**Goal**
Below is a listing; reproduce each line of it exactly.

* Start *

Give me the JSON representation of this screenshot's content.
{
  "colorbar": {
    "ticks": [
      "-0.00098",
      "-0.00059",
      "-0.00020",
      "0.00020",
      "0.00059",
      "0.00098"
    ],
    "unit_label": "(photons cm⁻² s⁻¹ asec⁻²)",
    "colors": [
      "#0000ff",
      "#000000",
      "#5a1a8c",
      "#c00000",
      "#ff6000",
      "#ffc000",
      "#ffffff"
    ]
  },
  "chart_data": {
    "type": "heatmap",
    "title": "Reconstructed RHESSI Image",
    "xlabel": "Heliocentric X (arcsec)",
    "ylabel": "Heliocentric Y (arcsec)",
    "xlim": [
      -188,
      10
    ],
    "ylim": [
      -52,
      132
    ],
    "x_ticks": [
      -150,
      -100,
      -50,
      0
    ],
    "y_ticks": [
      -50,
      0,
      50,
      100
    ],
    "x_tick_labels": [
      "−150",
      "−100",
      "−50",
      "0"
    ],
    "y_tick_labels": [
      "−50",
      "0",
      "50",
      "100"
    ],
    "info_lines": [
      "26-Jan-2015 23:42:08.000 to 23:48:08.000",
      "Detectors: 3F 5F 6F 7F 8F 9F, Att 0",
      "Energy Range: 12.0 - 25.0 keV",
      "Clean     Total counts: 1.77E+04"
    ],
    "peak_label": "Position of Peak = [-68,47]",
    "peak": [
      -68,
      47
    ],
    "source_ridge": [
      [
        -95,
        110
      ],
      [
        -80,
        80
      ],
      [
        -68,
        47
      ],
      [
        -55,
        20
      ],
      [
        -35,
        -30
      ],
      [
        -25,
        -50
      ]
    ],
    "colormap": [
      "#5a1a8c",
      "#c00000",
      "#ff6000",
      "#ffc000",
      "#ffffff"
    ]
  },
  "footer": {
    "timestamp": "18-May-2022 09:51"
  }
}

* End *

**Output for this task**
Give me the JSON representation of this screenshot's content.
{
  "colorbar": {
    "ticks": [
      "-0.00098",
      "-0.00059",
      "-0.00020",
      "0.00020",
      "0.00059",
      "0.00098"
    ],
    "unit_label": "(photons cm⁻² s⁻¹ asec⁻²)",
    "colors": [
      "#0000ff",
      "#000000",
      "#5a1a8c",
      "#c00000",
      "#ff6000",
      "#ffc000",
      "#ffffff"
    ]
  },
  "chart_data": {
    "type": "heatmap",
    "title": "Reconstructed RHESSI Image",
    "xlabel": "Heliocentric X (arcsec)",
    "ylabel": "Heliocentric Y (arcsec)",
    "xlim": [
      -188,
      10
    ],
    "ylim": [
      -52,
      132
    ],
    "x_ticks": [
      -150,
      -100,
      -50,
      0
    ],
    "y_ticks": [
      -50,
      0,
      50,
      100
    ],
    "x_tick_labels": [
      "−150",
      "−100",
      "−50",
      "0"
    ],
    "y_tick_labels": [
      "−50",
      "0",
      "50",
      "100"
    ],
    "info_lines": [
      "26-Jan-2015 23:42:08.000 to 23:48:08.000",
      "Detectors: 3F 5F 6F 7F 8F 9F, Att 0",
      "Energy Range: 12.0 - 25.0 keV",
      "Clean     Total counts: 1.77E+04"
    ],
    "peak_label": "Position of Peak = [-68,47]",
    "peak": [
      -68,
      47
    ],
    "source_ridge": [
      [
        -95,
        110
      ],
      [
        -80,
        80
      ],
      [
        -68,
        47
      ],
      [
        -55,
        20
      ],
      [
        -35,
        -30
      ],
      [
        -25,
        -50
      ]
    ],
    "colormap": [
      "#5a1a8c",
      "#c00000",
      "#ff6000",
      "#ffc000",
      "#ffffff"
    ]
  },
  "footer": {
    "timestamp": "18-May-2022 09:51"
  }
}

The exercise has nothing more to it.